— Given entries —
** Begin **
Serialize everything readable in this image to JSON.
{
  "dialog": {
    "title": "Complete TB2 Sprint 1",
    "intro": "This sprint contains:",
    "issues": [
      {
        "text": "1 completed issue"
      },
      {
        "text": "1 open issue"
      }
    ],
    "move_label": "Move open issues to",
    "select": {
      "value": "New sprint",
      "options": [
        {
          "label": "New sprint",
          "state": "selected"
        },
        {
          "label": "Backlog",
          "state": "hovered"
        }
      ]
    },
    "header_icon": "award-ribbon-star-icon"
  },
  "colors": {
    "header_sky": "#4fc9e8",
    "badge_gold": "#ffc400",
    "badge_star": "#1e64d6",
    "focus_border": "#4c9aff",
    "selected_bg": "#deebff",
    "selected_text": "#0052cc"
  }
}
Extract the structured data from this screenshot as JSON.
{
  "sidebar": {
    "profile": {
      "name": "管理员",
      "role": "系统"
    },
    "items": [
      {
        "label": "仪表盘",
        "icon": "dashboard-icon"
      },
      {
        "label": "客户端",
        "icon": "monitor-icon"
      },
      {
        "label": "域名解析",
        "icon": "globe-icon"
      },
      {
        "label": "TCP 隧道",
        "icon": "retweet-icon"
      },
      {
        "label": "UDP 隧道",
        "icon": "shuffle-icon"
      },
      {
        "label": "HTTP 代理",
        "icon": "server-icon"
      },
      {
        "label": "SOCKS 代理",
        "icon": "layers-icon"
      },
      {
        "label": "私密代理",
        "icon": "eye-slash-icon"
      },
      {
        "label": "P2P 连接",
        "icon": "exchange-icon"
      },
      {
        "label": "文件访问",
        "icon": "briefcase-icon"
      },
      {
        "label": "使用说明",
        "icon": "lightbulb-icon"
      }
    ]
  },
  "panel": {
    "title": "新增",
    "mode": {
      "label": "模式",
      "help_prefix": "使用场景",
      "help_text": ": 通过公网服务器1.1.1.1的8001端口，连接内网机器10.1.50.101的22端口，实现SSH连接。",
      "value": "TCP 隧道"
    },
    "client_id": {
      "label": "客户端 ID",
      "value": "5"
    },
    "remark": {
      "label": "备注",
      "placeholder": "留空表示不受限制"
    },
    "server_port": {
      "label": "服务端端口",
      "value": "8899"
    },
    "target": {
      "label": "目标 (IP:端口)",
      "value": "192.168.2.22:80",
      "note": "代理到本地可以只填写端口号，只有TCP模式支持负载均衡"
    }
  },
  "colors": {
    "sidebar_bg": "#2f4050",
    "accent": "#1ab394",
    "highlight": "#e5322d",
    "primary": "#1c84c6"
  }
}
** End **
Copy down the material exactly as written.

— Correct result —
Serialize everything readable in this image to JSON.
{
  "dialog": {
    "title": "Complete TB2 Sprint 1",
    "intro": "This sprint contains:",
    "issues": [
      {
        "text": "1 completed issue"
      },
      {
        "text": "1 open issue"
      }
    ],
    "move_label": "Move open issues to",
    "select": {
      "value": "New sprint",
      "options": [
        {
          "label": "New sprint",
          "state": "selected"
        },
        {
          "label": "Backlog",
          "state": "hovered"
        }
      ]
    },
    "header_icon": "award-ribbon-star-icon"
  },
  "colors": {
    "header_sky": "#4fc9e8",
    "badge_gold": "#ffc400",
    "badge_star": "#1e64d6",
    "focus_border": "#4c9aff",
    "selected_bg": "#deebff",
    "selected_text": "#0052cc"
  }
}
Extract the structured data from this screenshot as JSON.
{
  "sidebar": {
    "profile": {
      "name": "管理员",
      "role": "系统"
    },
    "items": [
      {
        "label": "仪表盘",
        "icon": "dashboard-icon"
      },
      {
        "label": "客户端",
        "icon": "monitor-icon"
      },
      {
        "label": "域名解析",
        "icon": "globe-icon"
      },
      {
        "label": "TCP 隧道",
        "icon": "retweet-icon"
      },
      {
        "label": "UDP 隧道",
        "icon": "shuffle-icon"
      },
      {
        "label": "HTTP 代理",
        "icon": "server-icon"
      },
      {
        "label": "SOCKS 代理",
        "icon": "layers-icon"
      },
      {
        "label": "私密代理",
        "icon": "eye-slash-icon"
      },
      {
        "label": "P2P 连接",
        "icon": "exchange-icon"
      },
      {
        "label": "文件访问",
        "icon": "briefcase-icon"
      },
      {
        "label": "使用说明",
        "icon": "lightbulb-icon"
      }
    ]
  },
  "panel": {
    "title": "新增",
    "mode": {
      "label": "模式",
      "help_prefix": "使用场景",
      "help_text": ": 通过公网服务器1.1.1.1的8001端口，连接内网机器10.1.50.101的22端口，实现SSH连接。",
      "value": "TCP 隧道"
    },
    "client_id": {
      "label": "客户端 ID",
      "value": "5"
    },
    "remark": {
      "label": "备注",
      "placeholder": "留空表示不受限制"
    },
    "server_port": {
      "label": "服务端端口",
      "value": "8899"
    },
    "target": {
      "label": "目标 (IP:端口)",
      "value": "192.168.2.22:80",
      "note": "代理到本地可以只填写端口号，只有TCP模式支持负载均衡"
    }
  },
  "colors": {
    "sidebar_bg": "#2f4050",
    "accent": "#1ab394",
    "highlight": "#e5322d",
    "primary": "#1c84c6"
  }
}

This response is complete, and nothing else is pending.